EXERCISE DIRECTIONS - Extract every line below, verbatim.
— START DATA SUPPLIED —
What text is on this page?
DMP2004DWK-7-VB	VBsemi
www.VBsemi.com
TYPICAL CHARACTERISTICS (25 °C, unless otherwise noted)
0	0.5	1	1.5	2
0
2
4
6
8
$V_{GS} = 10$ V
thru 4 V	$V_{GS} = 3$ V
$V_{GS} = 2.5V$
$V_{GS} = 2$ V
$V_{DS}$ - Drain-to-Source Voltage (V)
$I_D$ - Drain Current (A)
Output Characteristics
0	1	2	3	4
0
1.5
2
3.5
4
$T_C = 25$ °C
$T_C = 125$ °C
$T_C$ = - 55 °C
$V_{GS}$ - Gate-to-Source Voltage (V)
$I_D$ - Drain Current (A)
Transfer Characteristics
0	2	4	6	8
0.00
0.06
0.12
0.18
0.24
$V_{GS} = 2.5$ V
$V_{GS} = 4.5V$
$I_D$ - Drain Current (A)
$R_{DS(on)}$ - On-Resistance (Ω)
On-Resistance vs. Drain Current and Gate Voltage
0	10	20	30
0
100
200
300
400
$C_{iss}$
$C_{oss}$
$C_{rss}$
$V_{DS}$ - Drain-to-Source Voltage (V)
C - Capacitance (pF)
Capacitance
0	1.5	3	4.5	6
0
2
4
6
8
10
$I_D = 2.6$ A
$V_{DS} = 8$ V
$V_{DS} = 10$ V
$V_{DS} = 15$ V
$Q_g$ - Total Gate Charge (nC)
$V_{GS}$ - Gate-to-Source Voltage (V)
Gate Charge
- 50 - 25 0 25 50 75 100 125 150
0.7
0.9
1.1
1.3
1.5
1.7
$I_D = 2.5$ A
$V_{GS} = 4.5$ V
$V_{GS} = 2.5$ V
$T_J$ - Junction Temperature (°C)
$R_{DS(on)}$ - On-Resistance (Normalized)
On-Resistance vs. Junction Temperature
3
— END DATA SUPPLIED —
THE SOLUTION -
What text is on this page?
DMP2004DWK-7-VB	VBsemi
www.VBsemi.com
TYPICAL CHARACTERISTICS (25 °C, unless otherwise noted)
0	0.5	1	1.5	2
0
2
4
6
8
$V_{GS} = 10$ V
thru 4 V	$V_{GS} = 3$ V
$V_{GS} = 2.5V$
$V_{GS} = 2$ V
$V_{DS}$ - Drain-to-Source Voltage (V)
$I_D$ - Drain Current (A)
Output Characteristics
0	1	2	3	4
0
1.5
2
3.5
4
$T_C = 25$ °C
$T_C = 125$ °C
$T_C$ = - 55 °C
$V_{GS}$ - Gate-to-Source Voltage (V)
$I_D$ - Drain Current (A)
Transfer Characteristics
0	2	4	6	8
0.00
0.06
0.12
0.18
0.24
$V_{GS} = 2.5$ V
$V_{GS} = 4.5V$
$I_D$ - Drain Current (A)
$R_{DS(on)}$ - On-Resistance (Ω)
On-Resistance vs. Drain Current and Gate Voltage
0	10	20	30
0
100
200
300
400
$C_{iss}$
$C_{oss}$
$C_{rss}$
$V_{DS}$ - Drain-to-Source Voltage (V)
C - Capacitance (pF)
Capacitance
0	1.5	3	4.5	6
0
2
4
6
8
10
$I_D = 2.6$ A
$V_{DS} = 8$ V
$V_{DS} = 10$ V
$V_{DS} = 15$ V
$Q_g$ - Total Gate Charge (nC)
$V_{GS}$ - Gate-to-Source Voltage (V)
Gate Charge
- 50 - 25 0 25 50 75 100 125 150
0.7
0.9
1.1
1.3
1.5
1.7
$I_D = 2.5$ A
$V_{GS} = 4.5$ V
$V_{GS} = 2.5$ V
$T_J$ - Junction Temperature (°C)
$R_{DS(on)}$ - On-Resistance (Normalized)
On-Resistance vs. Junction Temperature
3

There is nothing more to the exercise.